━━ Dataset content

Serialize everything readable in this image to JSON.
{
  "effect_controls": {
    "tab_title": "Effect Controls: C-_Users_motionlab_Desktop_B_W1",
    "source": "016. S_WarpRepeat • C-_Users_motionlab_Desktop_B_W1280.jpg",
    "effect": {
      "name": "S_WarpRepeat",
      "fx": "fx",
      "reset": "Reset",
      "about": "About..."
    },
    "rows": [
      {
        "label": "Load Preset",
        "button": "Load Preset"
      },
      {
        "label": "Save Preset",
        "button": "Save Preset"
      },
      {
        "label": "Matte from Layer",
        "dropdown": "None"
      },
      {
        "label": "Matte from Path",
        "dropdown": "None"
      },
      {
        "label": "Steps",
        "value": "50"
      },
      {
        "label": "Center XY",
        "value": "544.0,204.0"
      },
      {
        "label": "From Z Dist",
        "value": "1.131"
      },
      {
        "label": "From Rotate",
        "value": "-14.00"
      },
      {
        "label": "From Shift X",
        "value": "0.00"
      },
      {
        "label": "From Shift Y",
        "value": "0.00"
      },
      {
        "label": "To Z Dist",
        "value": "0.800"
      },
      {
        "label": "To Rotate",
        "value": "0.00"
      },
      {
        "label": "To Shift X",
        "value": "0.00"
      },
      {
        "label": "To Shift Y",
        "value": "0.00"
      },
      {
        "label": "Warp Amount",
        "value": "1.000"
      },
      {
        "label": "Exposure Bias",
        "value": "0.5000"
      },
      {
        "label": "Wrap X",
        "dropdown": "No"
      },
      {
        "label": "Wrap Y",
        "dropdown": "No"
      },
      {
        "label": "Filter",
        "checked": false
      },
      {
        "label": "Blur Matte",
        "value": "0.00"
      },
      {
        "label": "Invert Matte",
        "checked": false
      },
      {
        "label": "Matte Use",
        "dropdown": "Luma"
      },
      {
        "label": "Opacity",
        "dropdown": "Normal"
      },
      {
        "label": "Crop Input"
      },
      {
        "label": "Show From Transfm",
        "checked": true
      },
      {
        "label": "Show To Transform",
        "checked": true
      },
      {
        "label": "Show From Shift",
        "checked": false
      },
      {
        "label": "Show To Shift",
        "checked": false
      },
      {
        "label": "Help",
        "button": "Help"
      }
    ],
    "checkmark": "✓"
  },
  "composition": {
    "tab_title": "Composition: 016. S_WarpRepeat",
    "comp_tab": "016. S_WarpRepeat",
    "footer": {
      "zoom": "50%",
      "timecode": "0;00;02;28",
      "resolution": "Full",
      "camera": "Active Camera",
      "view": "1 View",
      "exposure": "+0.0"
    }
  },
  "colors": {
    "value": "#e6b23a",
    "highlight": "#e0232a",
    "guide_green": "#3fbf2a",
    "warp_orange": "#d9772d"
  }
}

━━━━

_Your instructions_: Only the number is wanted: how many lines in the preceding entries hold the string "button"?

_Full answer_: 3